━━━━━ Given information ━━━━━
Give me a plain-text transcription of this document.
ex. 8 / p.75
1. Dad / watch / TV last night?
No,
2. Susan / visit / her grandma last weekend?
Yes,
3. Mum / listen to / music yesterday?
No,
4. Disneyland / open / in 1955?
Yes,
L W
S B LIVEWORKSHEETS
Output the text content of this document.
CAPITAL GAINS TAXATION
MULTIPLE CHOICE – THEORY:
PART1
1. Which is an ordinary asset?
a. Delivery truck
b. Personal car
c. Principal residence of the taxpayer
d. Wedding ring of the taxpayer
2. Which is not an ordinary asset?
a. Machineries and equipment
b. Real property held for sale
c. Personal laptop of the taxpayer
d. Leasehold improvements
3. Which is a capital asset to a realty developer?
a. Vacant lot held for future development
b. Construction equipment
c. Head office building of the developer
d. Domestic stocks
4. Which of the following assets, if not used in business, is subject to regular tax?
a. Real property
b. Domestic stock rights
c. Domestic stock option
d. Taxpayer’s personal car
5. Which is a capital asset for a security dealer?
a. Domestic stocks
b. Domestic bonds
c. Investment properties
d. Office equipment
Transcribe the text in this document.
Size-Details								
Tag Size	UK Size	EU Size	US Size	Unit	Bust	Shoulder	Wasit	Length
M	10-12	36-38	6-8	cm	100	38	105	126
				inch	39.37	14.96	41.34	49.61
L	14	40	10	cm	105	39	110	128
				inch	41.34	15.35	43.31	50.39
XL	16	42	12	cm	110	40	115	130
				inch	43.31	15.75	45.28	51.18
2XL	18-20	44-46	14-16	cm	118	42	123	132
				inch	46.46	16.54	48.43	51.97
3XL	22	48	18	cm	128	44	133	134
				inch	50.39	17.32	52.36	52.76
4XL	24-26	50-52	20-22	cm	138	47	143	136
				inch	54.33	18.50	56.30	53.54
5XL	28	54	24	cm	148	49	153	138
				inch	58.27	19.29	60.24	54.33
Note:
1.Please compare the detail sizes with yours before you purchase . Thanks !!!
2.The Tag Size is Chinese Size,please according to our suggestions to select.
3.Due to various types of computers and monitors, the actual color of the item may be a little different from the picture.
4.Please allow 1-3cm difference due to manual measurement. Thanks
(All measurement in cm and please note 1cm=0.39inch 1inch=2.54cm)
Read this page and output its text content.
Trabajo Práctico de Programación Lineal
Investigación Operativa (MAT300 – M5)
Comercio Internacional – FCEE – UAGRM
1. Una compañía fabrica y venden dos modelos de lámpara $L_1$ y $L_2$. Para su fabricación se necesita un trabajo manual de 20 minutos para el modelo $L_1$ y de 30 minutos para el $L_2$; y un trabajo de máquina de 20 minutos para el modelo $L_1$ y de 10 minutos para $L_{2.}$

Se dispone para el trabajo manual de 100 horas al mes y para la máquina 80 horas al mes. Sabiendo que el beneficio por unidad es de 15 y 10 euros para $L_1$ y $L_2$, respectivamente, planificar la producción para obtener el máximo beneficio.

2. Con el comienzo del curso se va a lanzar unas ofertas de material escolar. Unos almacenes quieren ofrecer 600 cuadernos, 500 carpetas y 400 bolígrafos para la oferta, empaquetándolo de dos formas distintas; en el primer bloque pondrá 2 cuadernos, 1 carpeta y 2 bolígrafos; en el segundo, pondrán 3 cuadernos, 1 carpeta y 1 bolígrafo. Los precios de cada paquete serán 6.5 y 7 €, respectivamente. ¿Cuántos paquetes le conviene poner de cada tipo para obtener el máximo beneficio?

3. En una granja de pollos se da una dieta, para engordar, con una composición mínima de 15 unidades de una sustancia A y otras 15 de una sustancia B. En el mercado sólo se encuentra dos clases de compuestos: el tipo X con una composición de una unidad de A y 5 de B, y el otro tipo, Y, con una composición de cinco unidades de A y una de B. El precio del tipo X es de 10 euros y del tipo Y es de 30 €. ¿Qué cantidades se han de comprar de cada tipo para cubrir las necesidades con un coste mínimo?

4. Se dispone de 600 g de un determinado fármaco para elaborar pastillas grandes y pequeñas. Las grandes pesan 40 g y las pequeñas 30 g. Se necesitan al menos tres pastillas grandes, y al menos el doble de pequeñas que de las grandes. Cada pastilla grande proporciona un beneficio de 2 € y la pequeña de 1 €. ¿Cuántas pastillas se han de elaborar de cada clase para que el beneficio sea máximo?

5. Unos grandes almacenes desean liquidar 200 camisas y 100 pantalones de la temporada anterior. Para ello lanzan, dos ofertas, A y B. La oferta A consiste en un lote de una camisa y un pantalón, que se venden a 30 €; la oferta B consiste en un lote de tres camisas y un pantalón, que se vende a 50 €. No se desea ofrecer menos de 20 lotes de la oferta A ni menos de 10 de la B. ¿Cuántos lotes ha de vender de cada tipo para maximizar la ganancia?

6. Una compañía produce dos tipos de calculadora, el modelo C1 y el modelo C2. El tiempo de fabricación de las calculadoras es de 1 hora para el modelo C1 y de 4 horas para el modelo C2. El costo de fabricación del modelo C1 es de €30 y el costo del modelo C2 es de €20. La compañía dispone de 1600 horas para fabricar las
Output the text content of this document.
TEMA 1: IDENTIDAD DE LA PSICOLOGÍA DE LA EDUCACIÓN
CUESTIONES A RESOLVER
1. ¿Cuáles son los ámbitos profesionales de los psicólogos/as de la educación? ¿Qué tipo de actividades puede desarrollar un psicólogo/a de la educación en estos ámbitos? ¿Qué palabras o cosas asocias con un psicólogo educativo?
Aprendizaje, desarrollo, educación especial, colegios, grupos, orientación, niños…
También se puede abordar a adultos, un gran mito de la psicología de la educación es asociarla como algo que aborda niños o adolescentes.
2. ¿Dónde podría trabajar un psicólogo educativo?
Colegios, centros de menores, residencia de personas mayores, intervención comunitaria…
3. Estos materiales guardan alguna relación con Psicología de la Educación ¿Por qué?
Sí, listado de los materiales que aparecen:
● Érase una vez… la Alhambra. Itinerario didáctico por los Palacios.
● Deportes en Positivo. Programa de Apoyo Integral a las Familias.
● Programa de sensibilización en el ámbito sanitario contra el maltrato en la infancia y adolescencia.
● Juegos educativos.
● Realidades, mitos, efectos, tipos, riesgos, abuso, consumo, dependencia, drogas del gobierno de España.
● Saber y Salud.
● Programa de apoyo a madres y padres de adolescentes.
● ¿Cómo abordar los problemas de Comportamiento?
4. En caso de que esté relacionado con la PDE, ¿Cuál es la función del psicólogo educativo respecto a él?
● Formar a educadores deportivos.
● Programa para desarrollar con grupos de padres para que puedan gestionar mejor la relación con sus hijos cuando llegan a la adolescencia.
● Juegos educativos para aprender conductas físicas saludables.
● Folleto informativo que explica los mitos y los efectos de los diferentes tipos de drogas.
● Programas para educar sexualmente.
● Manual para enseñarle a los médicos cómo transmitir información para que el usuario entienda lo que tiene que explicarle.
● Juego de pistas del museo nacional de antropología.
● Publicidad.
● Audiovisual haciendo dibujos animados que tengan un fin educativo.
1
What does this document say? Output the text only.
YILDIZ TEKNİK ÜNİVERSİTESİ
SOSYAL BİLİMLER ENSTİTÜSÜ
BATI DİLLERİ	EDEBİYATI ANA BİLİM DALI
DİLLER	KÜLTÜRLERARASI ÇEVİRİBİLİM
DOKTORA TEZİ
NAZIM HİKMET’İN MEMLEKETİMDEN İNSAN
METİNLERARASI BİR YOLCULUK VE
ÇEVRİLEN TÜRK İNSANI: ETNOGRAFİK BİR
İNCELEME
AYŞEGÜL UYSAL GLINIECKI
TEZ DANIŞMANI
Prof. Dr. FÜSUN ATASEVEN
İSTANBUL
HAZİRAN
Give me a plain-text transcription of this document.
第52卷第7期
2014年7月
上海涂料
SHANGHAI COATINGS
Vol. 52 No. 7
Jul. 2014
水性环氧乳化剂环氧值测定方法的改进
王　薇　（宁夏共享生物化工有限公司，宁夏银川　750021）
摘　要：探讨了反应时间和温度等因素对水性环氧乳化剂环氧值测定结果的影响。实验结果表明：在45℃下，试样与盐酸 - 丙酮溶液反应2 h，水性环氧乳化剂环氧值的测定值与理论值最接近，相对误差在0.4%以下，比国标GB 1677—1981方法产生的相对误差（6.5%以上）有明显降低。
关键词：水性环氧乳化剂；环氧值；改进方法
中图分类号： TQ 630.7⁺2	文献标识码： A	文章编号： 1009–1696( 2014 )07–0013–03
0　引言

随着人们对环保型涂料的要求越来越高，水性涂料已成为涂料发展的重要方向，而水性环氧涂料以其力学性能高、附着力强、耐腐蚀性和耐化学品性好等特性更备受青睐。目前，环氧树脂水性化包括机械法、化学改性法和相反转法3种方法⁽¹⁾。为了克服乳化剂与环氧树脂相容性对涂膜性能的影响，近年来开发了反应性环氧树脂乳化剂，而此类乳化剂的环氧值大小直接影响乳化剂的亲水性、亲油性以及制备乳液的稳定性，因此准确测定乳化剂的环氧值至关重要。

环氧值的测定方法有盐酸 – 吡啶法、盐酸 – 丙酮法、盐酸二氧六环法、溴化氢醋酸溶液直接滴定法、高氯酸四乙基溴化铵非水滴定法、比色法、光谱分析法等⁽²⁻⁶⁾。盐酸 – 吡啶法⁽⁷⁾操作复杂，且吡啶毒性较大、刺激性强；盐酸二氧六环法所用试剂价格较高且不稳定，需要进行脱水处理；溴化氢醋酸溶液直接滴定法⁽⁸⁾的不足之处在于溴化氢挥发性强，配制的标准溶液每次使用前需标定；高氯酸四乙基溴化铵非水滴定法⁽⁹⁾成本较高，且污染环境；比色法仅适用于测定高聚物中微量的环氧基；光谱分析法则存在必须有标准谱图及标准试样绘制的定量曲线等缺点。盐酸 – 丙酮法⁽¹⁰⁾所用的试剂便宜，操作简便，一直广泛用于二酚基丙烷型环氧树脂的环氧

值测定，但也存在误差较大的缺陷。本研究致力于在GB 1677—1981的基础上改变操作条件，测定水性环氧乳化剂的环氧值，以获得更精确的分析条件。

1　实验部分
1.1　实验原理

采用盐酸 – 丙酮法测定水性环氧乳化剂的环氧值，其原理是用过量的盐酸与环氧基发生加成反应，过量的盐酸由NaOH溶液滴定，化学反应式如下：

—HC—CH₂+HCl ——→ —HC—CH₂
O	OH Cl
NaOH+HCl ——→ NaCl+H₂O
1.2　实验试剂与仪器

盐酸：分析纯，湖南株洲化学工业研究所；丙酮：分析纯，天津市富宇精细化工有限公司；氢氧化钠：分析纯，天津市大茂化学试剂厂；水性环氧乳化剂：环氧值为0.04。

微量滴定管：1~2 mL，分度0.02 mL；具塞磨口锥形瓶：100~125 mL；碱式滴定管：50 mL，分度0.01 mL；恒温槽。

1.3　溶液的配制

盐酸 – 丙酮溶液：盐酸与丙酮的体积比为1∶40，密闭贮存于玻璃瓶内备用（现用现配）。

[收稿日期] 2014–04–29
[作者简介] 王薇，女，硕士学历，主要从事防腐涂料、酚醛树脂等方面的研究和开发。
━━━━━
# [Prompt]
Filter the records above and return every line that holds the word "ofertas".

# [Task output]
2. Con el comienzo del curso se va a lanzar unas ofertas de material escolar. Unos almacenes quieren ofrecer 600 cuadernos, 500 carpetas y 400 bolígrafos para la oferta, empaquetándolo de dos formas distintas; en el primer bloque pondrá 2 cuadernos, 1 carpeta y 2 bolígrafos; en el segundo, pondrán 3 cuadernos, 1 carpeta y 1 bolígrafo. Los precios de cada paquete serán 6.5 y 7 €, respectivamente. ¿Cuántos paquetes le conviene poner de cada tipo para obtener el máximo beneficio?
5. Unos grandes almacenes desean liquidar 200 camisas y 100 pantalones de la temporada anterior. Para ello lanzan, dos ofertas, A y B. La oferta A consiste en un lote de una camisa y un pantalón, que se venden a 30 €; la oferta B consiste en un lote de tres camisas y un pantalón, que se vende a 50 €. No se desea ofrecer menos de 20 lotes de la oferta A ni menos de 10 de la B. ¿Cuántos lotes ha de vender de cada tipo para maximizar la ganancia?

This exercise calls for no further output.